Work to do
Output the data below in full, byte for byte. Nothing may differ.

Data listing
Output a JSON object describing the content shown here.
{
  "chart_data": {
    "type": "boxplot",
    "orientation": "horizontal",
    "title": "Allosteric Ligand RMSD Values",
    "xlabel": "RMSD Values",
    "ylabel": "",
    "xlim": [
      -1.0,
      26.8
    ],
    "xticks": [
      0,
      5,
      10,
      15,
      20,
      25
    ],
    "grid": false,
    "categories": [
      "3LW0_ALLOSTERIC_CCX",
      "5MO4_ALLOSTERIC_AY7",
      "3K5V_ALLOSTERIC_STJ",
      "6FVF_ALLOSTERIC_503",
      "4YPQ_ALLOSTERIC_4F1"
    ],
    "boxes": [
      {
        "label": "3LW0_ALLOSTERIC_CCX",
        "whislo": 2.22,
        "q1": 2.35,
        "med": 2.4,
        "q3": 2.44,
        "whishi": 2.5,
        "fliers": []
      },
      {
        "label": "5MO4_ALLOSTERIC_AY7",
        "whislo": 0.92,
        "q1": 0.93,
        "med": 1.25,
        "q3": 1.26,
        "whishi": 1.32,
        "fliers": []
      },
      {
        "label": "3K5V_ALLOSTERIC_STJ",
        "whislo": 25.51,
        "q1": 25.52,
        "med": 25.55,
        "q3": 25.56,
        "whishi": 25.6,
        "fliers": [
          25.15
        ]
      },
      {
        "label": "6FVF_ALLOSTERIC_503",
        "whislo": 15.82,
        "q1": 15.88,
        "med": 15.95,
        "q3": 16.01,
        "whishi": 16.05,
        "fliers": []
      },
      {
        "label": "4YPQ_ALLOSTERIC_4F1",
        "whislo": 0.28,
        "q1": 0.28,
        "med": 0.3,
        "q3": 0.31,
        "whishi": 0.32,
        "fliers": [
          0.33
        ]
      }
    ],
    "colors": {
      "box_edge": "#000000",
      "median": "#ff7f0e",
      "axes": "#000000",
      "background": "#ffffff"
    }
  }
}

Answer to this problem
Output a JSON object describing the content shown here.
{
  "chart_data": {
    "type": "boxplot",
    "orientation": "horizontal",
    "title": "Allosteric Ligand RMSD Values",
    "xlabel": "RMSD Values",
    "ylabel": "",
    "xlim": [
      -1.0,
      26.8
    ],
    "xticks": [
      0,
      5,
      10,
      15,
      20,
      25
    ],
    "grid": false,
    "categories": [
      "3LW0_ALLOSTERIC_CCX",
      "5MO4_ALLOSTERIC_AY7",
      "3K5V_ALLOSTERIC_STJ",
      "6FVF_ALLOSTERIC_503",
      "4YPQ_ALLOSTERIC_4F1"
    ],
    "boxes": [
      {
        "label": "3LW0_ALLOSTERIC_CCX",
        "whislo": 2.22,
        "q1": 2.35,
        "med": 2.4,
        "q3": 2.44,
        "whishi": 2.5,
        "fliers": []
      },
      {
        "label": "5MO4_ALLOSTERIC_AY7",
        "whislo": 0.92,
        "q1": 0.93,
        "med": 1.25,
        "q3": 1.26,
        "whishi": 1.32,
        "fliers": []
      },
      {
        "label": "3K5V_ALLOSTERIC_STJ",
        "whislo": 25.51,
        "q1": 25.52,
        "med": 25.55,
        "q3": 25.56,
        "whishi": 25.6,
        "fliers": [
          25.15
        ]
      },
      {
        "label": "6FVF_ALLOSTERIC_503",
        "whislo": 15.82,
        "q1": 15.88,
        "med": 15.95,
        "q3": 16.01,
        "whishi": 16.05,
        "fliers": []
      },
      {
        "label": "4YPQ_ALLOSTERIC_4F1",
        "whislo": 0.28,
        "q1": 0.28,
        "med": 0.3,
        "q3": 0.31,
        "whishi": 0.32,
        "fliers": [
          0.33
        ]
      }
    ],
    "colors": {
      "box_edge": "#000000",
      "median": "#ff7f0e",
      "axes": "#000000",
      "background": "#ffffff"
    }
  }
}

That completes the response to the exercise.